Source text
* start *

In the current study, the researchers were unable to conduct random group assignments because of the restrictions imposed by the sampled school. This represented a significant limitation of the study, as random assignment was an essential component of the research design. However, the researchers had no choice but to use intact groups. The school had previously formed groups in 10th grade based on the annual exam results of 9th grade. There were five sections (A–E) in 10th grade, each consisting of 40 students. The first two sections (A and B) were selected for the study, and a coin toss was used to determine the experimental group. The intervention was designed to address the standards, benchmarks, and student learning outcomes specified in the 2006 National Curriculum for 10th-grade chemistry. The course was divided into four main units, each addressing the key concepts of 10th-grade chemistry. The units covered were chemical equilibrium, acids, bases, and salts, organic chemistry, analytical chemistry, and chemical industries.
The
Table 1 shows the matching-only pre-test-post-test control group design. In
Table 1, M means that the subjects in each group have been matched (on certain variables) but not randomly assigned to the groups.
The qualitative dimension of the study was the conduct of focus group interviews with the students of the experimental group. Data were analyzed through content analysis. Prior to conducting the study, the researchers were granted permission from an official source for this research.
7. Measures
7.1. Students’ Adaptive Learning Engagement in Science (SALES)
Students’ Adaptive Learning Engagement in Science is an assessment tool was used to address for evaluating secondary school students’ motivation to learn chemistry. This tool consists of four scales: learning-goal orientation, task value, self-efficacy, and self-regulation, each comprising 8 items (totaling 32 items). Respondents rate each item on a five-point Likert scale ranging from “Strongly Disagree” to “Strongly Agree”. The present study finds all of these scales relevant to the context and believes that SALES provides the researchers and sample teachers with valuable data about the characteristics of students’ motivation levels in chemistry lessons. The researchers obtained permission from the authors to use this scale to assess students’ beliefs about their motivation to learn chemistry.
7.2. Chemistry Achievement Test (CAT)
The Chemistry Achievement Test was developed to evaluate students’ proficiency in chemistry. It has 25 items and employs scientific procedures that follow the table of specifications to maintain the test’s difficulty level [
19]. The table of specifications ensured that the first three levels of the cognitive domain were proportionally represented in the test. The test adhered to the fundamental rules of the test’s construction. To achieve a well-balanced test, 25% of the questions were easy, 50% moderate, and 25% challenging. However, the recommended difficulty level for the test is 0.6. After conducting an item analysis through pilot testing, [
20], were chosen as the preferred reference.

* end *

Written exercise A
In the records, print the stretch from the line that contains "- file-date: 2020-06-28: [709, 205, 753, 214]" through the line that contains "- category-tile[interactable]: ▶", reproducing each line unchanged.
The passage and the records have no connection to each other.

Source records
* start *

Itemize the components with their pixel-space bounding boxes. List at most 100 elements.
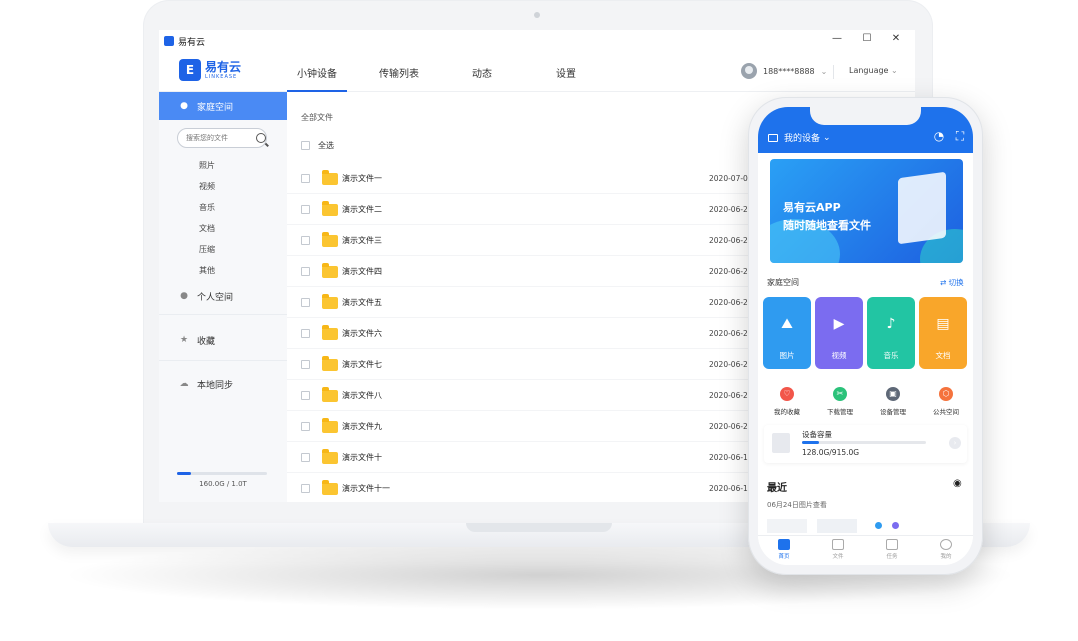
- file-date: 2020-06-28: [709, 205, 753, 214]
- category-tile[interactable]: ♪ 音乐: [867, 297, 915, 369]
- select-all-label: 全选: [318, 141, 334, 150]
- sidebar-item-home[interactable]: ● 家庭空间: [159, 92, 287, 120]
- sidebar-sub-documents[interactable]: 文档: [199, 223, 215, 234]
- scan-icon[interactable]: ⛶: [953, 129, 967, 143]
- tab-tasks[interactable]: 任务: [872, 539, 912, 560]
- checkbox[interactable]: [301, 453, 310, 462]
- home-space-title: 家庭空间: [767, 278, 799, 287]
- folder-icon: [322, 231, 338, 247]
- home-icon: [778, 539, 790, 550]
- brand-logo[interactable]: E 易有云 LINKEASE: [179, 59, 241, 81]
- shortcut-item[interactable]: ▣ 设备管理: [867, 387, 919, 416]
- checkbox[interactable]: [301, 205, 310, 214]
- folder-icon: [322, 293, 338, 309]
- smile-icon: [940, 539, 952, 550]
- language-select[interactable]: Language ⌄: [849, 66, 898, 75]
- file-date: 2020-06-24: [709, 422, 753, 431]
- app-logo-icon: [164, 36, 174, 46]
- chat-icon[interactable]: ◔: [932, 129, 946, 143]
- sidebar-sub-archives[interactable]: 压缩: [199, 244, 215, 255]
- category-tile[interactable]: ▶ 视频: [815, 297, 863, 369]
- close-button[interactable]: ✕: [888, 33, 904, 44]
- search-box[interactable]: [177, 128, 267, 148]
- checkbox[interactable]: [301, 329, 310, 338]
- checkbox[interactable]: [301, 360, 310, 369]
- thumbnail[interactable]: [817, 519, 857, 533]
- category-tile[interactable]: ▤ 文档: [919, 297, 967, 369]
- tab-home[interactable]: 首页: [764, 539, 804, 560]
- tab-devices[interactable]: 小钟设备: [297, 65, 337, 80]
- file-name[interactable]: 演示文件十: [342, 452, 382, 463]
- folder-icon: [322, 169, 338, 185]
- star-icon: ★: [179, 335, 189, 345]
- switch-link[interactable]: ⇄ 切换: [940, 277, 964, 288]
- search-icon[interactable]: [256, 133, 266, 143]
- sidebar-item-label: 个人空间: [197, 292, 234, 303]
- sidebar-item-label: 家庭空间: [197, 102, 234, 113]
- file-date: 2020-06-28: [709, 329, 753, 338]
- file-name[interactable]: 演示文件三: [342, 235, 382, 246]
- tab-activity[interactable]: 动态: [472, 65, 492, 80]
- sidebar-sub-photos[interactable]: 照片: [199, 160, 215, 171]
- thumbnail-dot: [875, 522, 882, 529]
- capacity-value: 128.0G/915.0G: [802, 448, 860, 457]
- thumbnail[interactable]: [767, 519, 807, 533]
- promo-banner[interactable]: 易有云APP 随时随地查看文件: [770, 159, 963, 263]
- chevron-right-icon[interactable]: ›: [949, 437, 961, 449]
- recent-subtitle: 06月24日图片查看: [767, 501, 827, 509]
- shortcut-item[interactable]: ⬡ 公共空间: [920, 387, 972, 416]
- shortcut-item[interactable]: ✂ 下载管理: [814, 387, 866, 416]
- sidebar-item-favorites[interactable]: ★ 收藏: [159, 326, 287, 354]
- sidebar-item-local-sync[interactable]: ☁ 本地同步: [159, 370, 287, 398]
- checkbox[interactable]: [301, 267, 310, 276]
- file-date: 2020-06-17: [709, 453, 753, 462]
- document-icon: ▤: [936, 316, 950, 332]
- capacity-card[interactable]: 设备容量 128.0G/915.0G ›: [764, 425, 967, 463]
- brand-name-en: LINKEASE: [205, 73, 238, 80]
- eye-icon[interactable]: ◉: [953, 478, 962, 489]
- tab-label: 文件: [832, 554, 844, 560]
- checkbox[interactable]: [301, 298, 310, 307]
- file-name[interactable]: 演示文件六: [342, 328, 382, 339]
- tab-files[interactable]: 文件: [818, 539, 858, 560]
- checkbox[interactable]: [301, 484, 310, 493]
- device-label: 我的设备: [784, 134, 821, 144]
- file-name[interactable]: 演示文件四: [342, 266, 382, 277]
- user-menu[interactable]: 188****8888 ⌄: [741, 63, 827, 79]
- maximize-button[interactable]: ☐: [859, 33, 875, 44]
- sidebar-item-label: 本地同步: [197, 380, 234, 391]
- sidebar-sub-other[interactable]: 其他: [199, 265, 215, 276]
- checkbox[interactable]: [301, 174, 310, 183]
- device-selector[interactable]: 我的设备 ⌄: [768, 131, 831, 144]
- file-name[interactable]: 演示文件七: [342, 359, 382, 370]
- select-all-checkbox[interactable]: 全选: [301, 140, 334, 151]
- file-name[interactable]: 演示文件九: [342, 421, 382, 432]
- checkbox[interactable]: [301, 141, 310, 150]
- checkbox[interactable]: [301, 236, 310, 245]
- search-input[interactable]: [186, 134, 252, 142]
- checkbox[interactable]: [301, 422, 310, 431]
- sidebar-item-personal[interactable]: ● 个人空间: [159, 282, 287, 310]
- tab-transfers[interactable]: 传输列表: [379, 65, 419, 80]
- checkbox[interactable]: [301, 391, 310, 400]
- file-name[interactable]: 演示文件二: [342, 204, 382, 215]
- device-icon: ▣: [886, 387, 900, 401]
- file-name[interactable]: 演示文件一: [342, 173, 382, 184]
- minimize-button[interactable]: —: [829, 33, 845, 44]
- video-icon: ▶: [833, 316, 845, 332]
- recent-thumbnails[interactable]: [767, 515, 967, 535]
- breadcrumb[interactable]: 全部文件: [301, 112, 333, 123]
- sidebar-sub-videos[interactable]: 视频: [199, 181, 215, 192]
- category-tile[interactable]: ⛰ 图片: [763, 297, 811, 369]
- tab-me[interactable]: 我的: [926, 539, 966, 560]
- file-name[interactable]: 演示文件五: [342, 297, 382, 308]
- folder-icon: [322, 324, 338, 340]
- tile-label: 音乐: [883, 351, 899, 360]
- share-icon: ⬡: [939, 387, 953, 401]
- file-name[interactable]: 演示文件八: [342, 390, 382, 401]
- file-name[interactable]: 演示文件十一: [342, 483, 390, 494]
- shortcut-item[interactable]: ♡ 我的收藏: [761, 387, 813, 416]
- tab-settings[interactable]: 设置: [556, 65, 576, 80]
- shortcut-label: 下载管理: [827, 408, 853, 416]
- sidebar-sub-music[interactable]: 音乐: [199, 202, 215, 213]
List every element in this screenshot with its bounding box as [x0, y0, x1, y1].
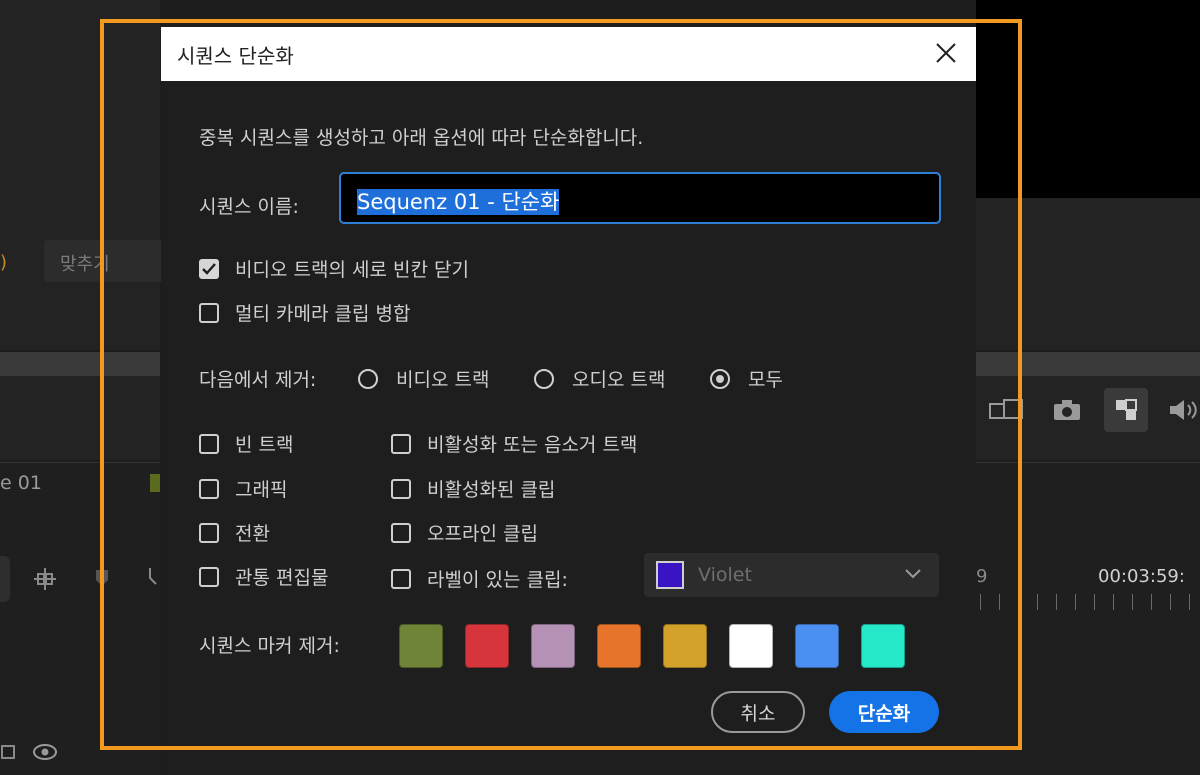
- offline-clips-label: 오프라인 클립: [427, 523, 538, 545]
- close-gaps-checkbox[interactable]: [199, 258, 219, 279]
- marker-icon[interactable]: [148, 564, 160, 594]
- scrub-bar-right[interactable]: [976, 352, 1200, 376]
- remove-from-label: 다음에서 제거:: [199, 369, 317, 391]
- merge-multicam-option[interactable]: 멀티 카메라 클립 병합: [199, 299, 410, 326]
- transitions-label: 전환: [235, 523, 270, 545]
- radio-selected-dot: [716, 374, 724, 383]
- disabled-muted-tracks-checkbox[interactable]: [391, 433, 411, 454]
- disabled-muted-tracks-option[interactable]: 비활성화 또는 음소거 트랙: [391, 430, 637, 457]
- offline-clips-option[interactable]: 오프라인 클립: [391, 519, 538, 546]
- marker-swatch-rose[interactable]: [531, 624, 575, 668]
- simplify-sequence-dialog: 시퀀스 단순화 중복 시퀀스를 생성하고 아래 옵션에 따라 단순화합니다. 시…: [161, 27, 976, 775]
- dialog-title: 시퀀스 단순화: [177, 43, 294, 68]
- label-color-value: Violet: [698, 564, 752, 586]
- marker-swatch-red[interactable]: [465, 624, 509, 668]
- radio-video-tracks-circle[interactable]: [358, 368, 378, 389]
- marker-swatch-orange[interactable]: [597, 624, 641, 668]
- scrub-bar-left[interactable]: [0, 352, 160, 376]
- eye-icon[interactable]: [32, 742, 58, 768]
- fit-dropdown[interactable]: 맞추기: [44, 240, 164, 282]
- monitor-toolbar-left: [0, 376, 160, 460]
- marker-swatch-blue[interactable]: [795, 624, 839, 668]
- merge-multicam-checkbox[interactable]: [199, 302, 219, 323]
- timecode-fragment: 9: [976, 566, 988, 587]
- time-ruler[interactable]: [980, 594, 1200, 610]
- timeline-tool-button[interactable]: [0, 556, 10, 602]
- marker-swatch-green[interactable]: [399, 624, 443, 668]
- sequence-name-value: Sequenz 01 - 단순화: [357, 189, 560, 215]
- through-edits-checkbox[interactable]: [199, 566, 219, 587]
- export-frame-icon[interactable]: [988, 396, 1026, 428]
- marker-swatch-yellow[interactable]: [663, 624, 707, 668]
- timeline-panel-right: [976, 462, 1200, 775]
- label-color-swatch: [656, 561, 684, 589]
- program-monitor-left: [0, 0, 160, 350]
- graphics-checkbox[interactable]: [199, 478, 219, 499]
- radio-all-label: 모두: [748, 369, 783, 391]
- close-icon: [936, 43, 956, 63]
- close-gaps-option[interactable]: 비디오 트랙의 세로 빈칸 닫기: [199, 255, 469, 282]
- transitions-checkbox[interactable]: [199, 522, 219, 543]
- disabled-clips-checkbox[interactable]: [391, 478, 411, 499]
- dialog-titlebar: 시퀀스 단순화: [161, 27, 976, 81]
- disabled-clips-label: 비활성화된 클립: [427, 479, 556, 501]
- volume-icon[interactable]: [1168, 398, 1200, 428]
- transitions-option[interactable]: 전환: [199, 519, 270, 546]
- labeled-clips-label: 라벨이 있는 클립:: [427, 569, 568, 591]
- camera-icon[interactable]: [1052, 398, 1082, 428]
- label-color-select[interactable]: Violet: [644, 553, 939, 597]
- program-monitor-lower: [976, 198, 1200, 350]
- close-button[interactable]: [930, 37, 962, 69]
- timecode-display: 00:03:59:: [1098, 566, 1185, 587]
- simplify-button[interactable]: 단순화: [829, 691, 939, 733]
- graphics-label: 그래픽: [235, 479, 288, 501]
- timeline-panel-left: [0, 462, 160, 775]
- radio-audio-tracks[interactable]: 오디오 트랙: [534, 365, 665, 392]
- track-sync-icon[interactable]: [0, 740, 18, 768]
- radio-video-tracks[interactable]: 비디오 트랙: [358, 365, 489, 392]
- labeled-clips-checkbox[interactable]: [391, 568, 411, 589]
- empty-tracks-label: 빈 트랙: [235, 434, 294, 456]
- merge-multicam-label: 멀티 카메라 클립 병합: [235, 303, 411, 325]
- through-edits-option[interactable]: 관통 편집물: [199, 563, 328, 590]
- linked-selection-icon[interactable]: [92, 566, 112, 596]
- dialog-description: 중복 시퀀스를 생성하고 아래 옵션에 따라 단순화합니다.: [199, 127, 644, 149]
- checkmark-icon: [202, 262, 216, 275]
- through-edits-label: 관통 편집물: [235, 567, 329, 589]
- offline-clips-checkbox[interactable]: [391, 522, 411, 543]
- empty-tracks-checkbox[interactable]: [199, 433, 219, 454]
- empty-tracks-option[interactable]: 빈 트랙: [199, 430, 293, 457]
- radio-video-tracks-label: 비디오 트랙: [396, 369, 490, 391]
- marker-swatch-cyan[interactable]: [861, 624, 905, 668]
- clip-marker: [150, 474, 160, 492]
- chevron-down-icon: [903, 563, 923, 588]
- disabled-clips-option[interactable]: 비활성화된 클립: [391, 475, 555, 502]
- graphics-option[interactable]: 그래픽: [199, 475, 287, 502]
- program-monitor-video: [976, 0, 1200, 198]
- radio-all[interactable]: 모두: [710, 365, 783, 392]
- radio-all-circle[interactable]: [710, 368, 730, 389]
- close-gaps-label: 비디오 트랙의 세로 빈칸 닫기: [235, 259, 469, 281]
- labeled-clips-option[interactable]: 라벨이 있는 클립:: [391, 565, 568, 592]
- radio-audio-tracks-circle[interactable]: [534, 368, 554, 389]
- remove-markers-label: 시퀀스 마커 제거:: [199, 635, 340, 657]
- cancel-button[interactable]: 취소: [711, 691, 805, 733]
- comparison-view-button[interactable]: [1104, 388, 1148, 432]
- sequence-name-input[interactable]: Sequenz 01 - 단순화: [339, 172, 941, 224]
- sequence-tab[interactable]: e 01: [0, 472, 42, 494]
- disabled-muted-tracks-label: 비활성화 또는 음소거 트랙: [427, 434, 638, 456]
- marker-swatch-white[interactable]: [729, 624, 773, 668]
- snap-icon[interactable]: [30, 566, 60, 598]
- sequence-name-label: 시퀀스 이름:: [199, 196, 299, 218]
- radio-audio-tracks-label: 오디오 트랙: [572, 369, 666, 391]
- orange-indicator: ): [0, 252, 8, 273]
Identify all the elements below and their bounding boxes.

* end *

Written exercise B
Rewrite the passage's paragraph beginning "In the current study, the researchers were unable" as a brief bulleted list that keeps its main facts.

Task response A
- file-date: 2020-06-28: [709, 205, 753, 214]
- category-tile[interactable]: ♪ 音乐: [867, 297, 915, 369]
- select-all-label: 全选: [318, 141, 334, 150]
- sidebar-item-home[interactable]: ● 家庭空间: [159, 92, 287, 120]
- sidebar-sub-documents[interactable]: 文档: [199, 223, 215, 234]
- scan-icon[interactable]: ⛶: [953, 129, 967, 143]
- tab-tasks[interactable]: 任务: [872, 539, 912, 560]
- checkbox[interactable]: [301, 453, 310, 462]
- home-space-title: 家庭空间: [767, 278, 799, 287]
- folder-icon: [322, 231, 338, 247]
- home-icon: [778, 539, 790, 550]
- brand-logo[interactable]: E 易有云 LINKEASE: [179, 59, 241, 81]
- shortcut-item[interactable]: ▣ 设备管理: [867, 387, 919, 416]
- checkbox[interactable]: [301, 205, 310, 214]
- folder-icon: [322, 293, 338, 309]
- smile-icon: [940, 539, 952, 550]
- language-select[interactable]: Language ⌄: [849, 66, 898, 75]
- file-date: 2020-06-24: [709, 422, 753, 431]
- app-logo-icon: [164, 36, 174, 46]
- chat-icon[interactable]: ◔: [932, 129, 946, 143]
- sidebar-sub-archives[interactable]: 压缩: [199, 244, 215, 255]
- category-tile[interactable]: ▶ 视频: [815, 297, 863, 369]

Task response B
- Restrictions imposed by the sampled school prevented random group assignment. This was a significant limitation, so the researchers had to use intact groups.
- The school had formed its 10th-grade groups based on 9th-grade annual exam results.
- There were five 10th-grade sections (A–E) of 40 students each.
- Sections A and B were selected, and a coin toss determined the experimental group.
- The intervention addressed the standards, benchmarks and student learning outcomes of the 2006 National Curriculum for 10th-grade chemistry.
- The course was divided into four main units covering key 10th-grade chemistry concepts.